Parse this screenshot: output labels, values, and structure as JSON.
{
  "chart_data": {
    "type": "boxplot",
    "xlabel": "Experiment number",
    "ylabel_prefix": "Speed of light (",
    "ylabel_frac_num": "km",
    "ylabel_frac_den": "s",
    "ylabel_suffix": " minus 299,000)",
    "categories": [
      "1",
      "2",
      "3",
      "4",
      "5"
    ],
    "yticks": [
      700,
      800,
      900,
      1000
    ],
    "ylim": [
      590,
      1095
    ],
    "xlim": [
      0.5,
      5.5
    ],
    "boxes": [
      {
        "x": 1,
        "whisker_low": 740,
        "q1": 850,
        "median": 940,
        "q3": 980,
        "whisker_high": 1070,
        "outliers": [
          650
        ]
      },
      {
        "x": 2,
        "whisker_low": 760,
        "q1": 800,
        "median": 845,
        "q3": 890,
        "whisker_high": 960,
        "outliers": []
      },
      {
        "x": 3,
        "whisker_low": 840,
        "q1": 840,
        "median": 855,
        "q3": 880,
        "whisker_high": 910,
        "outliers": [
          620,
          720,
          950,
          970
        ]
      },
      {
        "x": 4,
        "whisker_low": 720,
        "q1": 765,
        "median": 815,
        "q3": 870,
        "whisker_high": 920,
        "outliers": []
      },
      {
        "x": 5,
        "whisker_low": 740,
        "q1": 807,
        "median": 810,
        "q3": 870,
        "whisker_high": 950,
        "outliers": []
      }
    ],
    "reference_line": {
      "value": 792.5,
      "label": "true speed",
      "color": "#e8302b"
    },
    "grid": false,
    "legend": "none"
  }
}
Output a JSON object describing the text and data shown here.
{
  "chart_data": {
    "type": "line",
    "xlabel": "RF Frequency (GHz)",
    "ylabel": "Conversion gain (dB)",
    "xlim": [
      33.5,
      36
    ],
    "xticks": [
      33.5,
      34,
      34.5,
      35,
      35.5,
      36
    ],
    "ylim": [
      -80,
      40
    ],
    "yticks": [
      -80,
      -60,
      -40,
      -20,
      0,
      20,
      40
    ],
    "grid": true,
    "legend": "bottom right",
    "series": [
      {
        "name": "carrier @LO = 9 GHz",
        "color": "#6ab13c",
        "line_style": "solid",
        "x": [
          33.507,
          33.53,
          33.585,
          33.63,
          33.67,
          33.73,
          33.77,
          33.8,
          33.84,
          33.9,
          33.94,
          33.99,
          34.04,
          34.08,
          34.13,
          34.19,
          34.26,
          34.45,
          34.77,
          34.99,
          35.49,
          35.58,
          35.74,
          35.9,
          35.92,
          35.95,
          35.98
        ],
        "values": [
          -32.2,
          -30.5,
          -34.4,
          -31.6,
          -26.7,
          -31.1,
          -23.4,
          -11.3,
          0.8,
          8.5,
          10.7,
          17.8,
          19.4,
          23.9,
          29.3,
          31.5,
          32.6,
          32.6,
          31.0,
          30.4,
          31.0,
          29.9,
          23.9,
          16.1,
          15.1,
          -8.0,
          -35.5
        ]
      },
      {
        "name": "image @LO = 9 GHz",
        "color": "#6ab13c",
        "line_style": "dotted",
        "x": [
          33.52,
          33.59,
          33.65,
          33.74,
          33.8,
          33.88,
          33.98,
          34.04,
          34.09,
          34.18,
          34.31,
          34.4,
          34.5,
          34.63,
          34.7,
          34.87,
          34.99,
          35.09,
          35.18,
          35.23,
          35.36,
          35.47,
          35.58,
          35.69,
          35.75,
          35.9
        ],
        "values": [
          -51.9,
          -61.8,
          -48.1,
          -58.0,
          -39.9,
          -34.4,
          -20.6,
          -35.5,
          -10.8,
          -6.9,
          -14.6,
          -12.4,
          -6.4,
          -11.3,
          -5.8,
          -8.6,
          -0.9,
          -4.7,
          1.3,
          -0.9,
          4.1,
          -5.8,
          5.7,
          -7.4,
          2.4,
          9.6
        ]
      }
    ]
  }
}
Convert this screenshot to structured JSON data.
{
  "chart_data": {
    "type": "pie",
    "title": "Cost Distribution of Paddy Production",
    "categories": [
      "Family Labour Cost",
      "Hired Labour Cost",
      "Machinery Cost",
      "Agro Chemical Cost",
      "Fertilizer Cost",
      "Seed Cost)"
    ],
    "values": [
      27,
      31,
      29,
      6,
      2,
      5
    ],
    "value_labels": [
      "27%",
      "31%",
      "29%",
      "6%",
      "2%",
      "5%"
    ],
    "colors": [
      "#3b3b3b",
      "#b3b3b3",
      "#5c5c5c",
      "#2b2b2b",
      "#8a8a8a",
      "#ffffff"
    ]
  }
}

WHAT YOU SHOULD DO: Reproduce each record shown above without altering a single word.

ANSWER FOR THIS EXERCISE:
Parse this screenshot: output labels, values, and structure as JSON.
{
  "chart_data": {
    "type": "boxplot",
    "xlabel": "Experiment number",
    "ylabel_prefix": "Speed of light (",
    "ylabel_frac_num": "km",
    "ylabel_frac_den": "s",
    "ylabel_suffix": " minus 299,000)",
    "categories": [
      "1",
      "2",
      "3",
      "4",
      "5"
    ],
    "yticks": [
      700,
      800,
      900,
      1000
    ],
    "ylim": [
      590,
      1095
    ],
    "xlim": [
      0.5,
      5.5
    ],
    "boxes": [
      {
        "x": 1,
        "whisker_low": 740,
        "q1": 850,
        "median": 940,
        "q3": 980,
        "whisker_high": 1070,
        "outliers": [
          650
        ]
      },
      {
        "x": 2,
        "whisker_low": 760,
        "q1": 800,
        "median": 845,
        "q3": 890,
        "whisker_high": 960,
        "outliers": []
      },
      {
        "x": 3,
        "whisker_low": 840,
        "q1": 840,
        "median": 855,
        "q3": 880,
        "whisker_high": 910,
        "outliers": [
          620,
          720,
          950,
          970
        ]
      },
      {
        "x": 4,
        "whisker_low": 720,
        "q1": 765,
        "median": 815,
        "q3": 870,
        "whisker_high": 920,
        "outliers": []
      },
      {
        "x": 5,
        "whisker_low": 740,
        "q1": 807,
        "median": 810,
        "q3": 870,
        "whisker_high": 950,
        "outliers": []
      }
    ],
    "reference_line": {
      "value": 792.5,
      "label": "true speed",
      "color": "#e8302b"
    },
    "grid": false,
    "legend": "none"
  }
}
Output a JSON object describing the text and data shown here.
{
  "chart_data": {
    "type": "line",
    "xlabel": "RF Frequency (GHz)",
    "ylabel": "Conversion gain (dB)",
    "xlim": [
      33.5,
      36
    ],
    "xticks": [
      33.5,
      34,
      34.5,
      35,
      35.5,
      36
    ],
    "ylim": [
      -80,
      40
    ],
    "yticks": [
      -80,
      -60,
      -40,
      -20,
      0,
      20,
      40
    ],
    "grid": true,
    "legend": "bottom right",
    "series": [
      {
        "name": "carrier @LO = 9 GHz",
        "color": "#6ab13c",
        "line_style": "solid",
        "x": [
          33.507,
          33.53,
          33.585,
          33.63,
          33.67,
          33.73,
          33.77,
          33.8,
          33.84,
          33.9,
          33.94,
          33.99,
          34.04,
          34.08,
          34.13,
          34.19,
          34.26,
          34.45,
          34.77,
          34.99,
          35.49,
          35.58,
          35.74,
          35.9,
          35.92,
          35.95,
          35.98
        ],
        "values": [
          -32.2,
          -30.5,
          -34.4,
          -31.6,
          -26.7,
          -31.1,
          -23.4,
          -11.3,
          0.8,
          8.5,
          10.7,
          17.8,
          19.4,
          23.9,
          29.3,
          31.5,
          32.6,
          32.6,
          31.0,
          30.4,
          31.0,
          29.9,
          23.9,
          16.1,
          15.1,
          -8.0,
          -35.5
        ]
      },
      {
        "name": "image @LO = 9 GHz",
        "color": "#6ab13c",
        "line_style": "dotted",
        "x": [
          33.52,
          33.59,
          33.65,
          33.74,
          33.8,
          33.88,
          33.98,
          34.04,
          34.09,
          34.18,
          34.31,
          34.4,
          34.5,
          34.63,
          34.7,
          34.87,
          34.99,
          35.09,
          35.18,
          35.23,
          35.36,
          35.47,
          35.58,
          35.69,
          35.75,
          35.9
        ],
        "values": [
          -51.9,
          -61.8,
          -48.1,
          -58.0,
          -39.9,
          -34.4,
          -20.6,
          -35.5,
          -10.8,
          -6.9,
          -14.6,
          -12.4,
          -6.4,
          -11.3,
          -5.8,
          -8.6,
          -0.9,
          -4.7,
          1.3,
          -0.9,
          4.1,
          -5.8,
          5.7,
          -7.4,
          2.4,
          9.6
        ]
      }
    ]
  }
}
Convert this screenshot to structured JSON data.
{
  "chart_data": {
    "type": "pie",
    "title": "Cost Distribution of Paddy Production",
    "categories": [
      "Family Labour Cost",
      "Hired Labour Cost",
      "Machinery Cost",
      "Agro Chemical Cost",
      "Fertilizer Cost",
      "Seed Cost)"
    ],
    "values": [
      27,
      31,
      29,
      6,
      2,
      5
    ],
    "value_labels": [
      "27%",
      "31%",
      "29%",
      "6%",
      "2%",
      "5%"
    ],
    "colors": [
      "#3b3b3b",
      "#b3b3b3",
      "#5c5c5c",
      "#2b2b2b",
      "#8a8a8a",
      "#ffffff"
    ]
  }
}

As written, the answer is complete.